● **EXERCISE DETAILS**
Give back the full listing, character for character, with no pictures.

● **RECORDS PROVIDED**
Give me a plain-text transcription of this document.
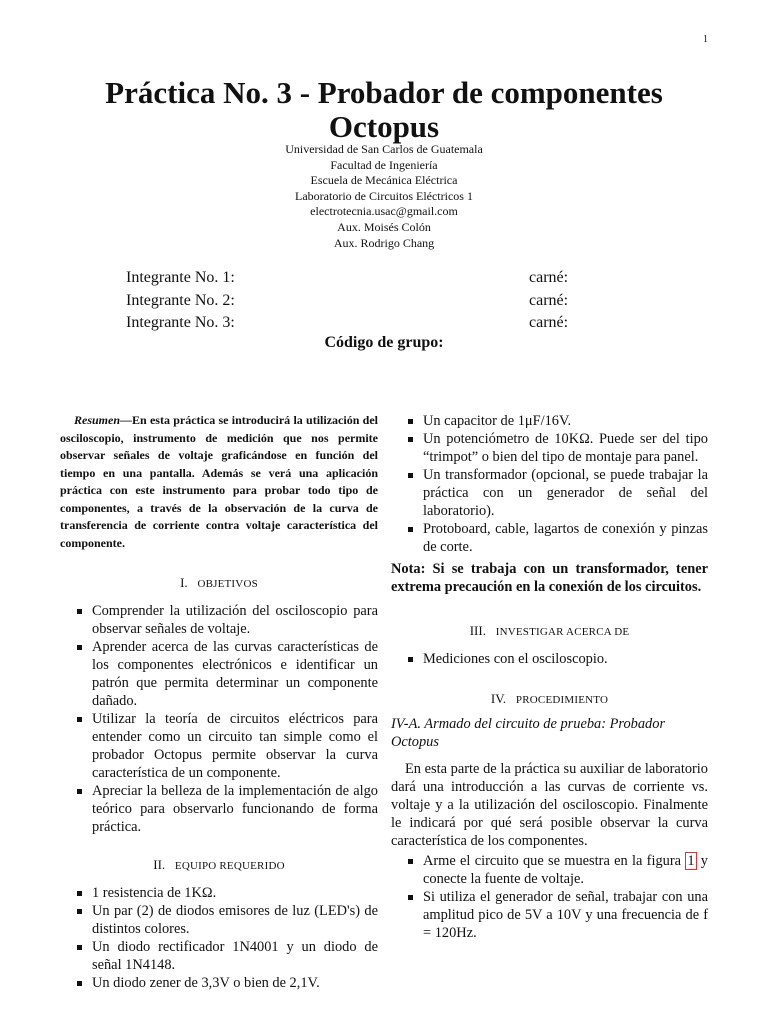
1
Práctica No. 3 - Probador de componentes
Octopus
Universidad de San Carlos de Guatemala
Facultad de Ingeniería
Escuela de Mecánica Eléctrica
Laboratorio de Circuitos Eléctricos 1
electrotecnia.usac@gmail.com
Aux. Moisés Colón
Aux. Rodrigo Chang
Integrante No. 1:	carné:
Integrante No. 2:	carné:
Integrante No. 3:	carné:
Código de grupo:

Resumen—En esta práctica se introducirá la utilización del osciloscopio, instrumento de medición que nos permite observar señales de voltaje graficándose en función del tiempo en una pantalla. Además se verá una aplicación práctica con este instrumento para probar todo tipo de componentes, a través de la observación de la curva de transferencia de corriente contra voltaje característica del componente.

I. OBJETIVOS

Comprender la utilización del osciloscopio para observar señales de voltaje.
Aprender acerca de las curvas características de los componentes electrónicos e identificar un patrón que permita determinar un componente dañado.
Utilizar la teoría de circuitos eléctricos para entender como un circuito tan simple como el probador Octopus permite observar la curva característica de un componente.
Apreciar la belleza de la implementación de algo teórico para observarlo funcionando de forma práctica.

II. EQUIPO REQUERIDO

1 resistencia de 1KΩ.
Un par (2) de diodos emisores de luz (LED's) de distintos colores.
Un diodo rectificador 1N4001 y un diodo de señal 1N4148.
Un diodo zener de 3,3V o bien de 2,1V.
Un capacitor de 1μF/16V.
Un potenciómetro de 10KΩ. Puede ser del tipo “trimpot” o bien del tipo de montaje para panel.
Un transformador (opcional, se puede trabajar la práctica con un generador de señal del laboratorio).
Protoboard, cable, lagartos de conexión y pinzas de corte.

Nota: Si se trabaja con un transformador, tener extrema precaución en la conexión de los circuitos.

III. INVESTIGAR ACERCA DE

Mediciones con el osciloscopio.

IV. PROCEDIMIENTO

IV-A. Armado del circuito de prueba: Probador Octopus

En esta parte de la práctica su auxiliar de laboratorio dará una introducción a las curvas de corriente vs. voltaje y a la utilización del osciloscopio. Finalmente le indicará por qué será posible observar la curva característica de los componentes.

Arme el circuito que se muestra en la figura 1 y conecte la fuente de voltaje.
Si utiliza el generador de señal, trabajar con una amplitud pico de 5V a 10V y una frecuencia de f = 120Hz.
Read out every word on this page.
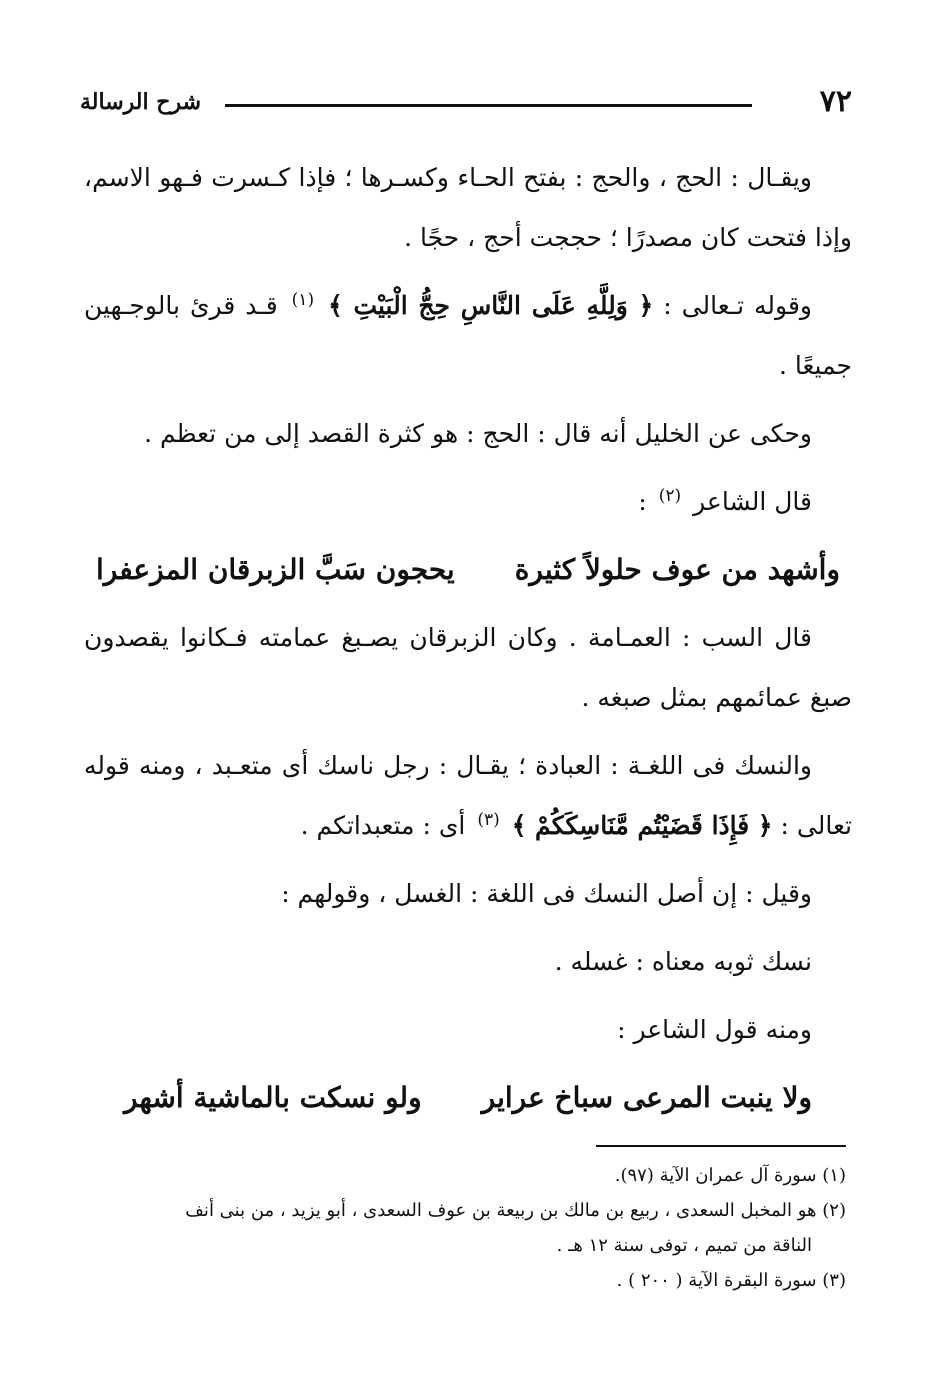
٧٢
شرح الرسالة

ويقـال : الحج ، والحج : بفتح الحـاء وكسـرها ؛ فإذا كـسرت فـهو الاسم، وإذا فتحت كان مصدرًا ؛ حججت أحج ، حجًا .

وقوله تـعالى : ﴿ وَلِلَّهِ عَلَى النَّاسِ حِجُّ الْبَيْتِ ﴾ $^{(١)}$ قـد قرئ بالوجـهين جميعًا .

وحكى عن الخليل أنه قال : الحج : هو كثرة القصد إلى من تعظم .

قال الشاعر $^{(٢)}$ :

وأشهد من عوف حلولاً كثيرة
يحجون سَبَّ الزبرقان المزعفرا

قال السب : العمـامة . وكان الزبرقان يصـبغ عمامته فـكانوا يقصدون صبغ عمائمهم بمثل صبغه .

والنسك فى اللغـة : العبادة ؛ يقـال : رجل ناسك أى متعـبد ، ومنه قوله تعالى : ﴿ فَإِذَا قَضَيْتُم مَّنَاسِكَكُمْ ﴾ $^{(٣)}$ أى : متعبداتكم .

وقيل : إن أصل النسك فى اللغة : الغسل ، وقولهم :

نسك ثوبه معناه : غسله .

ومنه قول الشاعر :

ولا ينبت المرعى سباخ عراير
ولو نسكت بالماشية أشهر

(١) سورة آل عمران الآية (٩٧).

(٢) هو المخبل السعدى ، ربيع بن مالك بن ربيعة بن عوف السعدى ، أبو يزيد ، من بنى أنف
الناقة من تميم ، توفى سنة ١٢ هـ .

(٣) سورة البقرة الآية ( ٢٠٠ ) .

● **TASK RESPONSE**
Give me a plain-text transcription of this document.
1
Práctica No. 3 - Probador de componentes
Octopus
Universidad de San Carlos de Guatemala
Facultad de Ingeniería
Escuela de Mecánica Eléctrica
Laboratorio de Circuitos Eléctricos 1
electrotecnia.usac@gmail.com
Aux. Moisés Colón
Aux. Rodrigo Chang
Integrante No. 1:	carné:
Integrante No. 2:	carné:
Integrante No. 3:	carné:
Código de grupo:

Resumen—En esta práctica se introducirá la utilización del osciloscopio, instrumento de medición que nos permite observar señales de voltaje graficándose en función del tiempo en una pantalla. Además se verá una aplicación práctica con este instrumento para probar todo tipo de componentes, a través de la observación de la curva de transferencia de corriente contra voltaje característica del componente.

I. OBJETIVOS

Comprender la utilización del osciloscopio para observar señales de voltaje.
Aprender acerca de las curvas características de los componentes electrónicos e identificar un patrón que permita determinar un componente dañado.
Utilizar la teoría de circuitos eléctricos para entender como un circuito tan simple como el probador Octopus permite observar la curva característica de un componente.
Apreciar la belleza de la implementación de algo teórico para observarlo funcionando de forma práctica.

II. EQUIPO REQUERIDO

1 resistencia de 1KΩ.
Un par (2) de diodos emisores de luz (LED's) de distintos colores.
Un diodo rectificador 1N4001 y un diodo de señal 1N4148.
Un diodo zener de 3,3V o bien de 2,1V.
Un capacitor de 1μF/16V.
Un potenciómetro de 10KΩ. Puede ser del tipo “trimpot” o bien del tipo de montaje para panel.
Un transformador (opcional, se puede trabajar la práctica con un generador de señal del laboratorio).
Protoboard, cable, lagartos de conexión y pinzas de corte.

Nota: Si se trabaja con un transformador, tener extrema precaución en la conexión de los circuitos.

III. INVESTIGAR ACERCA DE

Mediciones con el osciloscopio.

IV. PROCEDIMIENTO

IV-A. Armado del circuito de prueba: Probador Octopus

En esta parte de la práctica su auxiliar de laboratorio dará una introducción a las curvas de corriente vs. voltaje y a la utilización del osciloscopio. Finalmente le indicará por qué será posible observar la curva característica de los componentes.

Arme el circuito que se muestra en la figura 1 y conecte la fuente de voltaje.
Si utiliza el generador de señal, trabajar con una amplitud pico de 5V a 10V y una frecuencia de f = 120Hz.
Read out every word on this page.
٧٢
شرح الرسالة

ويقـال : الحج ، والحج : بفتح الحـاء وكسـرها ؛ فإذا كـسرت فـهو الاسم، وإذا فتحت كان مصدرًا ؛ حججت أحج ، حجًا .

وقوله تـعالى : ﴿ وَلِلَّهِ عَلَى النَّاسِ حِجُّ الْبَيْتِ ﴾ $^{(١)}$ قـد قرئ بالوجـهين جميعًا .

وحكى عن الخليل أنه قال : الحج : هو كثرة القصد إلى من تعظم .

قال الشاعر $^{(٢)}$ :

وأشهد من عوف حلولاً كثيرة
يحجون سَبَّ الزبرقان المزعفرا

قال السب : العمـامة . وكان الزبرقان يصـبغ عمامته فـكانوا يقصدون صبغ عمائمهم بمثل صبغه .

والنسك فى اللغـة : العبادة ؛ يقـال : رجل ناسك أى متعـبد ، ومنه قوله تعالى : ﴿ فَإِذَا قَضَيْتُم مَّنَاسِكَكُمْ ﴾ $^{(٣)}$ أى : متعبداتكم .

وقيل : إن أصل النسك فى اللغة : الغسل ، وقولهم :

نسك ثوبه معناه : غسله .

ومنه قول الشاعر :

ولا ينبت المرعى سباخ عراير
ولو نسكت بالماشية أشهر

(١) سورة آل عمران الآية (٩٧).

(٢) هو المخبل السعدى ، ربيع بن مالك بن ربيعة بن عوف السعدى ، أبو يزيد ، من بنى أنف
الناقة من تميم ، توفى سنة ١٢ هـ .

(٣) سورة البقرة الآية ( ٢٠٠ ) .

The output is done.